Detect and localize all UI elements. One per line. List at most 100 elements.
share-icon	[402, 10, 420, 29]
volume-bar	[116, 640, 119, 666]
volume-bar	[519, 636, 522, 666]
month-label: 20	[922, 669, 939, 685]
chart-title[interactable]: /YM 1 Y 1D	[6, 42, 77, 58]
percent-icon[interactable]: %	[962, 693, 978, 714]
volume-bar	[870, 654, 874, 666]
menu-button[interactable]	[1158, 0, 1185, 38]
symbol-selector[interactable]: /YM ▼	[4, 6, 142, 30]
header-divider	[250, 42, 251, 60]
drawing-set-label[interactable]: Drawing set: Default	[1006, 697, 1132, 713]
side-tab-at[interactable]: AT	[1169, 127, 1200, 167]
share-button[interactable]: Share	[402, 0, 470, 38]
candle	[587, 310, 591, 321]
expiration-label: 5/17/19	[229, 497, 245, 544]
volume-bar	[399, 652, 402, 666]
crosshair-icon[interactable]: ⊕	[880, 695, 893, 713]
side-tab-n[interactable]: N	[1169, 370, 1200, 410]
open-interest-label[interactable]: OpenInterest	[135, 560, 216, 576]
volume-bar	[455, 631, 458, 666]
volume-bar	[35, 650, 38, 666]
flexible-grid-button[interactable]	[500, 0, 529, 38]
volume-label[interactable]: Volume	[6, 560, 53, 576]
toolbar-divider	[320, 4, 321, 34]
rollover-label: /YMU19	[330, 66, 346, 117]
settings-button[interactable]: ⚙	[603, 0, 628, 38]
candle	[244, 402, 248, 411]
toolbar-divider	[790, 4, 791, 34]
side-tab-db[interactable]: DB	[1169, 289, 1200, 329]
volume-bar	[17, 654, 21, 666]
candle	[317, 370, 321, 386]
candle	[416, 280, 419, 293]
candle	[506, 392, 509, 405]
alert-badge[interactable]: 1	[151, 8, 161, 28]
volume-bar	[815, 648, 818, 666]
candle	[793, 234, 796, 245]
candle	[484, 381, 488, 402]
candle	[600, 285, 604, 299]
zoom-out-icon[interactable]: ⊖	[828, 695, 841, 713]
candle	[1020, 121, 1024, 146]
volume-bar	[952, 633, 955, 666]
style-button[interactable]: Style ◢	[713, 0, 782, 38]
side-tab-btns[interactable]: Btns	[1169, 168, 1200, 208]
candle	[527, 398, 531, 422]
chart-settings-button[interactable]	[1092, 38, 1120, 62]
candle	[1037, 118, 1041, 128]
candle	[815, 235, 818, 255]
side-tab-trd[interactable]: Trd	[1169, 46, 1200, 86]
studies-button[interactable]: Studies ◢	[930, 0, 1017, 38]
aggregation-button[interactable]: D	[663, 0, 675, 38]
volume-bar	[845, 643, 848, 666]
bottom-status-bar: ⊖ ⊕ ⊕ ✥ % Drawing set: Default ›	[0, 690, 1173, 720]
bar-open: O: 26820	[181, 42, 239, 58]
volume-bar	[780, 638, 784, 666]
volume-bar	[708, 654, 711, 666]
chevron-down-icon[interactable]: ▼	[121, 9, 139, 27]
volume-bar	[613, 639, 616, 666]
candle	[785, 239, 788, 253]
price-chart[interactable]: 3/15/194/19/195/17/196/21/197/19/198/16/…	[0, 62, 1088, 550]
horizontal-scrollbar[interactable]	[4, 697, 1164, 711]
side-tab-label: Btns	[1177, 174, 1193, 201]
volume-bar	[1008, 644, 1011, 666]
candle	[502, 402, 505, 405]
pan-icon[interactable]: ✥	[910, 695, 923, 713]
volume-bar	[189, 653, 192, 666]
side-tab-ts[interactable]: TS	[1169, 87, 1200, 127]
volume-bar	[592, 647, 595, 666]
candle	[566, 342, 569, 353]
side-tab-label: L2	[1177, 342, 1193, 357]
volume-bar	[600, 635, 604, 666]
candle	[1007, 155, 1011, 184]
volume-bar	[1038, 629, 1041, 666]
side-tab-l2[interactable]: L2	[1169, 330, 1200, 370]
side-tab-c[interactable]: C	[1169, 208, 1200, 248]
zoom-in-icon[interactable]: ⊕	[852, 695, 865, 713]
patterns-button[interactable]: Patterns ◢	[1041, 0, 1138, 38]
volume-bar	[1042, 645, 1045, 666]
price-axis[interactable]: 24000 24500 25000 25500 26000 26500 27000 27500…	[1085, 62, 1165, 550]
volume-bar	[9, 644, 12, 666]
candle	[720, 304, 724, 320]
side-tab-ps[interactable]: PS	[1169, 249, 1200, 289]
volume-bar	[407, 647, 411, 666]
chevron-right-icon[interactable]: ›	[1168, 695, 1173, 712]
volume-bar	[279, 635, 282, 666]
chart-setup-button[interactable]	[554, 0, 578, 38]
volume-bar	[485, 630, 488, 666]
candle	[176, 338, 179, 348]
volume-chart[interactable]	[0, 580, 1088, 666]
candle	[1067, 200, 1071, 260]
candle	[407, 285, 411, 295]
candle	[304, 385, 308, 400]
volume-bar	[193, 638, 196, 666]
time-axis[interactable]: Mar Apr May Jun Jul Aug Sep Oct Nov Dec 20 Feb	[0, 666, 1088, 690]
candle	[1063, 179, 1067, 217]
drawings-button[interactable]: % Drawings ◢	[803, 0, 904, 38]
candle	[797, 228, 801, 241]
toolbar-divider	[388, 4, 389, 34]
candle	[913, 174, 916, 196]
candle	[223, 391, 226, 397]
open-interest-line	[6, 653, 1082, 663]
+-------+
Copy out the data from its first line through the line containing "693, 978, 714]", both included, keeping every line identical.

Detect and localize all UI elements. One per line. List at most 100 elements.
share-icon	[402, 10, 420, 29]
volume-bar	[116, 640, 119, 666]
volume-bar	[519, 636, 522, 666]
month-label: 20	[922, 669, 939, 685]
chart-title[interactable]: /YM 1 Y 1D	[6, 42, 77, 58]
percent-icon[interactable]: %	[962, 693, 978, 714]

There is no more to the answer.